> [GIVEN PASSAGE]:
* begin *
Erwin Hermann Lambert (7 December 1909 – 15 October 1976) was a perpetrator of the Holocaust.  In profession, he was a master mason, building trades foreman, Nazi Party member and member of the Schutzstaffel with the rank of SS-Unterscharführer (corporal).  He supervised construction of the gas chambers for the Action T4 euthanasia program at Hartheim, Sonnenstein, Bernburg and Hadamar, and then at Sobibór and Treblinka extermination camps during Operation Reinhard.  He specialized in building larger gas chambers that killed more people than previous efforts in the extermination program.

Biography
Lambert was born on 7 December 1909 in Schildow, a small town in Mühlenbecker Land, in the Niederbarnim district.  His father was killed in the First World War; his stepfather owned a construction firm in Schildow.  After basic schooling, Lambert became an apprentice, first to a locksmith, and then to a mason.  After passing his apprentice exam, he attended a school for the building trades in Berlin in the mid-1920s and passed his examination for master mason in the mid-1930s.  He was always employed as a mason and, after becoming a master mason, as a foreman for various Berlin construction firms.

Lambert joined the Nazi Party in March 1933, after Hitler's assumption of national power, and first worked within the Party as a Blockleiter in Schildow.  Lambert was not yet a member of any of the party's paramilitary organizations.

Late in 1939, the Action T4 program tried to recruit Lambert, who had been recommended by the local office of the German Labour Front. He accepted the offer in January 1940.  Lambert was hired to serve as a construction foreman who supervised the other workers; he was "the traveling construction boss of Action T4".

Construction of gas chambers

Lambert's primary task was to direct construction work at the T4 killing centres, particularly the construction of gas chambers and crematoria.  In testimony Lambert claimed that he merely erected room dividers and installed doors, a claim largely discredited. Since Brandenburg and Grafeneck had already been completed before Lambert joined the T4 program, he worked at Hartheim, Sonnenstein, Bernburg, and Hadamar as the program's "expert for the construction of gas chambers".

After T4's termination, Lambert was posted to Operation Reinhard in Lublin reservation for the purpose of bricklaying assignments which constructed the gas chambers in Sobibór and Treblinka extermination camps. At Lublin Lambert joined the SS. During this time, however, his work was often interrupted for further construction jobs in Germany and Austria involving the still-ongoing Action 14f13. With the help of Ukrainian volunteers, and condemned Jewish prisoners, Lambert constructed solid gassing facilities at Sobibor and Treblinka: "Using his expert knowledge about gassing installations, Lambert was able rapidly to complete all work on the big gas house [in Treblinka]".
* end *
> [STORED DATA]:
* begin *
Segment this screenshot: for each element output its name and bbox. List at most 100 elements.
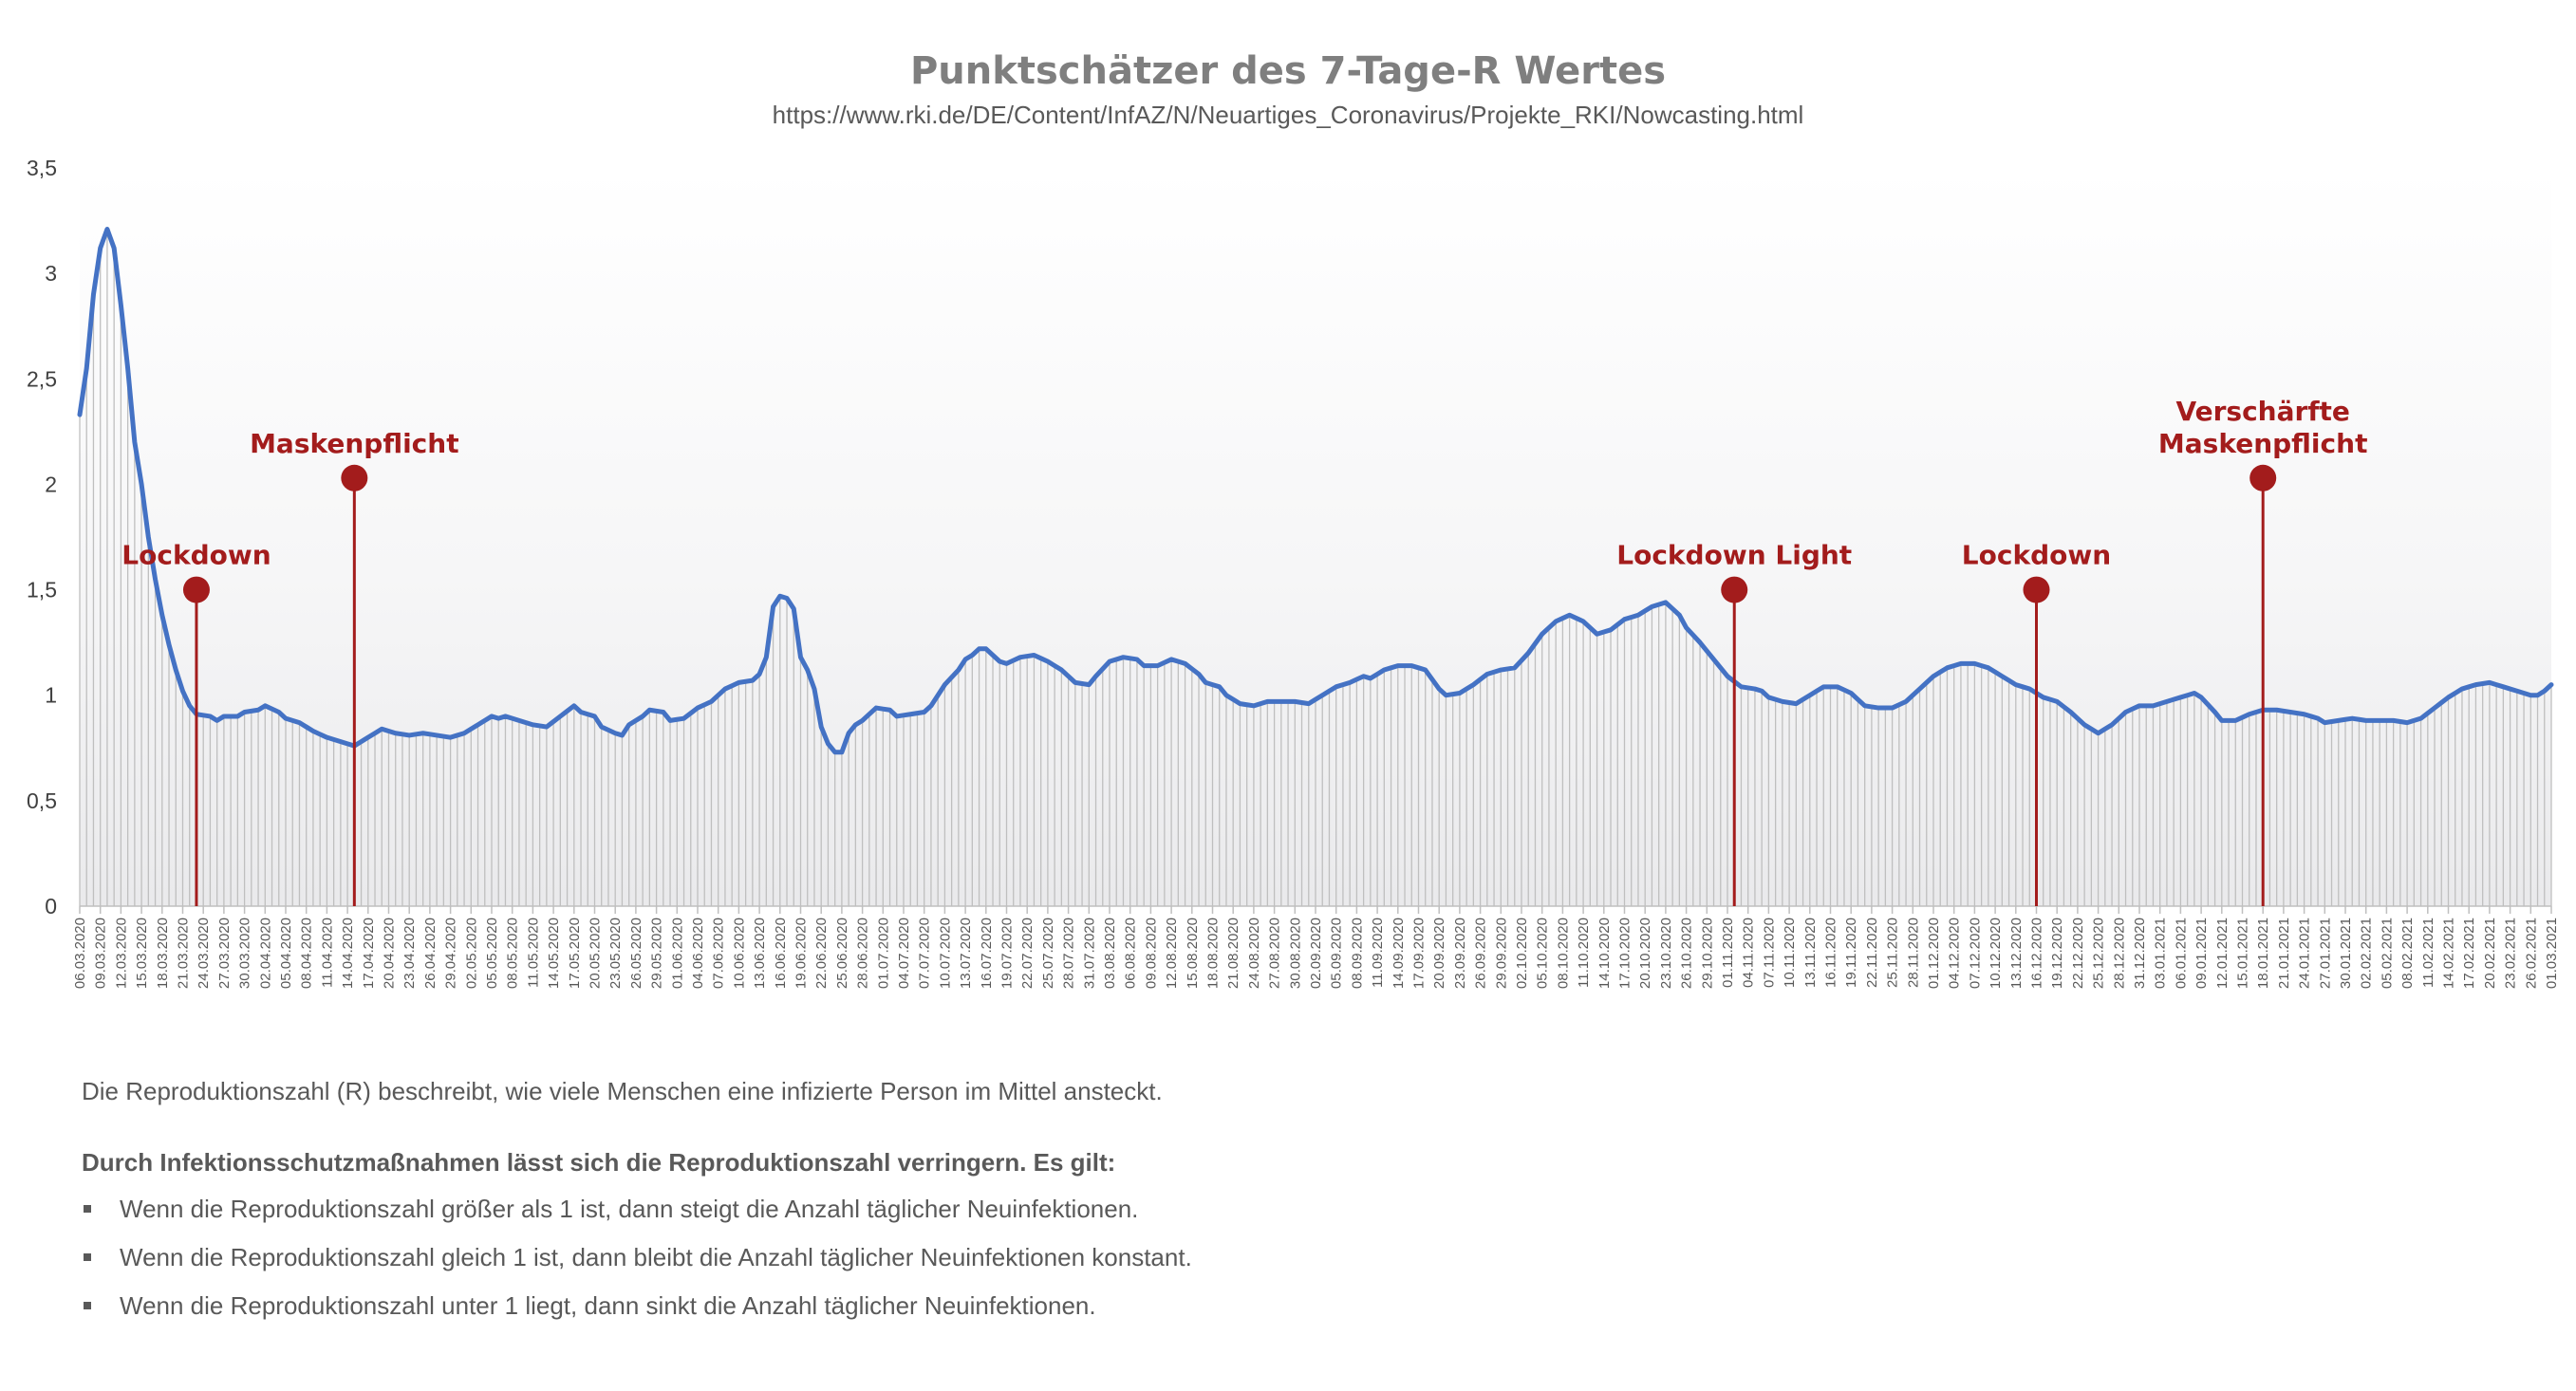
x-tick-label: 29.04.2020 [443,918,459,989]
x-tick-label: 20.02.2021 [2482,918,2498,989]
x-tick-label: 30.08.2020 [1287,918,1303,989]
x-tick-label: 28.12.2020 [2111,918,2127,989]
x-tick-label: 11.02.2021 [2420,918,2436,988]
x-tick-label: 01.03.2021 [2544,918,2560,989]
x-tick-label: 04.12.2020 [1947,918,1963,989]
x-tick-label: 28.11.2020 [1905,918,1921,988]
bullet-icon [84,1302,91,1309]
x-tick-label: 15.03.2020 [134,918,150,989]
x-tick-label: 22.06.2020 [813,918,830,989]
x-tick-label: 08.04.2020 [299,918,315,989]
x-tick-label: 24.01.2021 [2297,918,2313,989]
bullet-icon [84,1205,91,1213]
x-tick-label: 19.06.2020 [793,918,810,989]
x-tick-label: 04.07.2020 [896,918,912,989]
notes-list: Wenn die Reproduktionszahl größer als 1 … [82,1195,2455,1320]
annotation-label: Maskenpflicht [250,428,459,459]
x-tick-label: 22.12.2020 [2070,918,2086,989]
x-tick-label: 21.01.2021 [2276,918,2292,989]
x-tick-label: 23.05.2020 [607,918,624,989]
chart-title: Punktschätzer des 7-Tage-R Wertes [909,49,1667,93]
x-tick-label: 24.08.2020 [1246,918,1262,989]
x-tick-label: 20.05.2020 [588,918,604,989]
x-tick-label: 11.05.2020 [525,918,541,988]
x-tick-label: 08.09.2020 [1349,918,1365,989]
explanation-notes: Die Reproduktionszahl (R) beschreibt, wi… [82,1077,2455,1340]
bullet-text: Wenn die Reproduktionszahl unter 1 liegt… [120,1291,1096,1320]
x-tick-label: 30.01.2021 [2338,918,2354,989]
x-tick-label: 12.08.2020 [1164,918,1180,989]
x-tick-label: 04.11.2020 [1741,918,1757,988]
x-tick-label: 29.09.2020 [1493,918,1509,989]
x-tick-label: 03.01.2021 [2153,918,2169,989]
x-tick-label: 14.05.2020 [546,918,562,989]
x-tick-label: 29.10.2020 [1699,918,1715,989]
x-tick-label: 07.11.2020 [1761,918,1777,988]
x-tick-label: 27.01.2021 [2317,918,2333,989]
x-tick-label: 02.05.2020 [463,918,479,989]
x-tick-label: 26.04.2020 [422,918,439,989]
x-axis: 06.03.2020 09.03.2020 12.03.2020 15.03.2020… [72,905,2560,989]
x-tick-label: 17.02.2021 [2461,918,2477,989]
x-tick-label: 25.12.2020 [2091,918,2107,989]
x-tick-label: 23.09.2020 [1452,918,1468,989]
x-tick-label: 05.05.2020 [484,918,500,989]
x-tick-label: 17.04.2020 [361,918,377,989]
x-tick-label: 18.03.2020 [155,918,171,989]
x-tick-label: 14.10.2020 [1596,918,1613,989]
x-tick-label: 05.02.2021 [2379,918,2395,989]
x-tick-label: 23.10.2020 [1658,918,1674,989]
x-tick-label: 19.11.2020 [1843,918,1859,988]
x-tick-label: 23.04.2020 [401,918,418,989]
x-tick-label: 31.12.2020 [2132,918,2148,989]
x-tick-label: 23.02.2021 [2503,918,2519,989]
x-tick-label: 07.12.2020 [1967,918,1983,989]
x-tick-label: 06.03.2020 [72,918,88,989]
annotation-marker-dot [1721,576,1748,603]
annotation-label: Lockdown [1962,540,2111,571]
x-tick-label: 25.06.2020 [834,918,850,989]
x-tick-label: 20.04.2020 [382,918,398,989]
x-tick-label: 02.02.2021 [2359,918,2375,989]
x-tick-label: 27.03.2020 [216,918,233,989]
x-tick-label: 08.05.2020 [505,918,521,989]
x-tick-label: 15.01.2021 [2235,918,2251,989]
r-value-line [77,226,2554,755]
annotation-label: Verschärfte [2175,396,2349,427]
notes-heading: Durch Infektionsschutzmaßnahmen lässt si… [82,1148,1116,1177]
x-tick-label: 01.11.2020 [1720,918,1736,988]
x-tick-label: 24.03.2020 [196,918,212,989]
notes-bullet: Wenn die Reproduktionszahl gleich 1 ist,… [82,1243,2455,1271]
x-tick-label: 16.06.2020 [773,918,789,989]
notes-bullet: Wenn die Reproduktionszahl unter 1 liegt… [82,1291,2455,1320]
x-tick-label: 02.04.2020 [257,918,273,989]
x-tick-label: 10.06.2020 [731,918,747,989]
x-tick-label: 26.09.2020 [1473,918,1489,989]
x-tick-label: 18.08.2020 [1205,918,1222,989]
x-tick-label: 16.07.2020 [979,918,995,989]
y-tick-label: 2,5 [27,366,57,391]
annotation-label: Maskenpflicht [2158,428,2368,459]
r-value-chart: 00,511,522,533,5 06.03.2020 09.03.2020 12.… [27,156,2560,989]
x-tick-label: 19.07.2020 [999,918,1016,989]
x-tick-label: 18.01.2021 [2255,918,2271,989]
annotation-marker-dot [2249,464,2277,491]
annotation-marker-dot [2023,576,2050,603]
x-tick-label: 28.06.2020 [855,918,871,989]
x-tick-label: 13.07.2020 [958,918,974,989]
x-tick-label: 01.07.2020 [875,918,891,989]
x-tick-label: 02.09.2020 [1308,918,1324,989]
x-tick-label: 09.03.2020 [93,918,109,989]
y-tick-label: 0,5 [27,788,57,813]
annotation-label: Lockdown [121,540,271,571]
notes-intro: Die Reproduktionszahl (R) beschreibt, wi… [82,1077,1163,1105]
x-tick-label: 05.09.2020 [1329,918,1345,989]
x-tick-label: 22.11.2020 [1864,918,1880,988]
x-tick-label: 27.08.2020 [1267,918,1283,989]
x-tick-label: 11.09.2020 [1370,918,1386,988]
y-tick-label: 3 [45,261,57,286]
x-tick-label: 16.12.2020 [2029,918,2045,989]
x-tick-label: 31.07.2020 [1081,918,1097,989]
x-tick-label: 13.11.2020 [1802,918,1819,988]
y-tick-label: 0 [45,894,57,918]
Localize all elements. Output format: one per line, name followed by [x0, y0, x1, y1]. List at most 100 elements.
* end *
> [WHAT IS REQUIRED]: Could you quote the stretch of the Erwin Lambert passage from "Lambert joined the Nazi" through "party's paramilitary organizations."?

> [RESPONSE TO THIS EXERCISE]:
Lambert joined the Nazi Party in March 1933, after Hitler's assumption of national power, and first worked within the Party as a Blockleiter in Schildow.  Lambert was not yet a member of any of the party's paramilitary organizations.